### [Written request]
Collect each line containing "삶가운데".

### [Material provided]
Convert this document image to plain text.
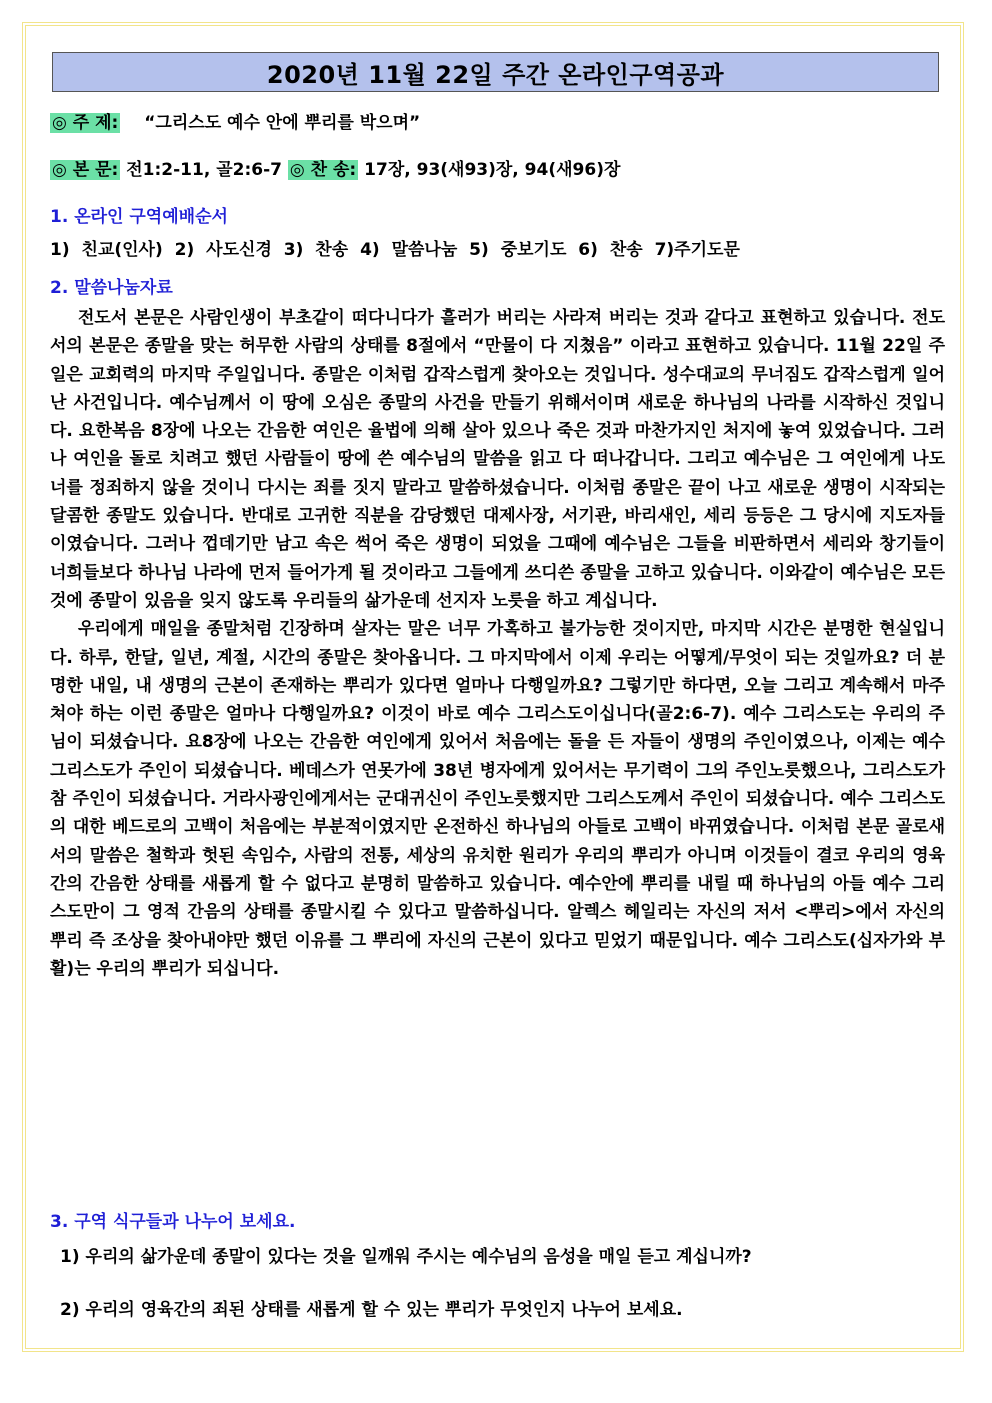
2020년 11월 22일 주간 온라인구역공과
◎ 주 제: “그리스도 예수 안에 뿌리를 박으며”
◎ 본 문: 전1:2-11, 골2:6-7 ◎ 찬 송: 17장, 93(새93)장, 94(새96)장
1. 온라인 구역예배순서
1) 친교(인사) 2) 사도신경 3) 찬송 4) 말씀나눔 5) 중보기도 6) 찬송 7)주기도문
2. 말씀나눔자료

전도서 본문은 사람인생이 부초같이 떠다니다가 흘러가 버리는 사라져 버리는 것과 같다고 표현하고 있습니다. 전도서의 본문은 종말을 맞는 허무한 사람의 상태를 8절에서 “만물이 다 지쳤음” 이라고 표현하고 있습니다. 11월 22일 주일은 교회력의 마지막 주일입니다. 종말은 이처럼 갑작스럽게 찾아오는 것입니다. 성수대교의 무너짐도 갑작스럽게 일어난 사건입니다. 예수님께서 이 땅에 오심은 종말의 사건을 만들기 위해서이며 새로운 하나님의 나라를 시작하신 것입니다. 요한복음 8장에 나오는 간음한 여인은 율법에 의해 살아 있으나 죽은 것과 마찬가지인 처지에 놓여 있었습니다. 그러나 여인을 돌로 치려고 했던 사람들이 땅에 쓴 예수님의 말씀을 읽고 다 떠나갑니다. 그리고 예수님은 그 여인에게 나도 너를 정죄하지 않을 것이니 다시는 죄를 짓지 말라고 말씀하셨습니다. 이처럼 종말은 끝이 나고 새로운 생명이 시작되는 달콤한 종말도 있습니다. 반대로 고귀한 직분을 감당했던 대제사장, 서기관, 바리새인, 세리 등등은 그 당시에 지도자들이였습니다. 그러나 껍데기만 남고 속은 썩어 죽은 생명이 되었을 그때에 예수님은 그들을 비판하면서 세리와 창기들이 너희들보다 하나님 나라에 먼저 들어가게 될 것이라고 그들에게 쓰디쓴 종말을 고하고 있습니다. 이와같이 예수님은 모든 것에 종말이 있음을 잊지 않도록 우리들의 삶가운데 선지자 노릇을 하고 계십니다.

우리에게 매일을 종말처럼 긴장하며 살자는 말은 너무 가혹하고 불가능한 것이지만, 마지막 시간은 분명한 현실입니다. 하루, 한달, 일년, 계절, 시간의 종말은 찾아옵니다. 그 마지막에서 이제 우리는 어떻게/무엇이 되는 것일까요? 더 분명한 내일, 내 생명의 근본이 존재하는 뿌리가 있다면 얼마나 다행일까요? 그렇기만 하다면, 오늘 그리고 계속해서 마주쳐야 하는 이런 종말은 얼마나 다행일까요? 이것이 바로 예수 그리스도이십니다(골2:6-7). 예수 그리스도는 우리의 주님이 되셨습니다. 요8장에 나오는 간음한 여인에게 있어서 처음에는 돌을 든 자들이 생명의 주인이였으나, 이제는 예수 그리스도가 주인이 되셨습니다. 베데스가 연못가에 38년 병자에게 있어서는 무기력이 그의 주인노릇했으나, 그리스도가 참 주인이 되셨습니다. 거라사광인에게서는 군대귀신이 주인노릇했지만 그리스도께서 주인이 되셨습니다. 예수 그리스도의 대한 베드로의 고백이 처음에는 부분적이였지만 온전하신 하나님의 아들로 고백이 바뀌였습니다. 이처럼 본문 골로새서의 말씀은 철학과 헛된 속임수, 사람의 전통, 세상의 유치한 원리가 우리의 뿌리가 아니며 이것들이 결코 우리의 영육간의 간음한 상태를 새롭게 할 수 없다고 분명히 말씀하고 있습니다. 예수안에 뿌리를 내릴 때 하나님의 아들 예수 그리스도만이 그 영적 간음의 상태를 종말시킬 수 있다고 말씀하십니다. 알렉스 헤일리는 자신의 저서 <뿌리>에서 자신의 뿌리 즉 조상을 찾아내야만 했던 이유를 그 뿌리에 자신의 근본이 있다고 믿었기 때문입니다. 예수 그리스도(십자가와 부활)는 우리의 뿌리가 되십니다.

3. 구역 식구들과 나누어 보세요.
1) 우리의 삶가운데 종말이 있다는 것을 일깨워 주시는 예수님의 음성을 매일 듣고 계십니까?
2) 우리의 영육간의 죄된 상태를 새롭게 할 수 있는 뿌리가 무엇인지 나누어 보세요.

### [Written response]
전도서 본문은 사람인생이 부초같이 떠다니다가 흘러가 버리는 사라져 버리는 것과 같다고 표현하고 있습니다. 전도서의 본문은 종말을 맞는 허무한 사람의 상태를 8절에서 “만물이 다 지쳤음” 이라고 표현하고 있습니다. 11월 22일 주일은 교회력의 마지막 주일입니다. 종말은 이처럼 갑작스럽게 찾아오는 것입니다. 성수대교의 무너짐도 갑작스럽게 일어난 사건입니다. 예수님께서 이 땅에 오심은 종말의 사건을 만들기 위해서이며 새로운 하나님의 나라를 시작하신 것입니다. 요한복음 8장에 나오는 간음한 여인은 율법에 의해 살아 있으나 죽은 것과 마찬가지인 처지에 놓여 있었습니다. 그러나 여인을 돌로 치려고 했던 사람들이 땅에 쓴 예수님의 말씀을 읽고 다 떠나갑니다. 그리고 예수님은 그 여인에게 나도 너를 정죄하지 않을 것이니 다시는 죄를 짓지 말라고 말씀하셨습니다. 이처럼 종말은 끝이 나고 새로운 생명이 시작되는 달콤한 종말도 있습니다. 반대로 고귀한 직분을 감당했던 대제사장, 서기관, 바리새인, 세리 등등은 그 당시에 지도자들이였습니다. 그러나 껍데기만 남고 속은 썩어 죽은 생명이 되었을 그때에 예수님은 그들을 비판하면서 세리와 창기들이 너희들보다 하나님 나라에 먼저 들어가게 될 것이라고 그들에게 쓰디쓴 종말을 고하고 있습니다. 이와같이 예수님은 모든 것에 종말이 있음을 잊지 않도록 우리들의 삶가운데 선지자 노릇을 하고 계십니다.
1) 우리의 삶가운데 종말이 있다는 것을 일깨워 주시는 예수님의 음성을 매일 듣고 계십니까?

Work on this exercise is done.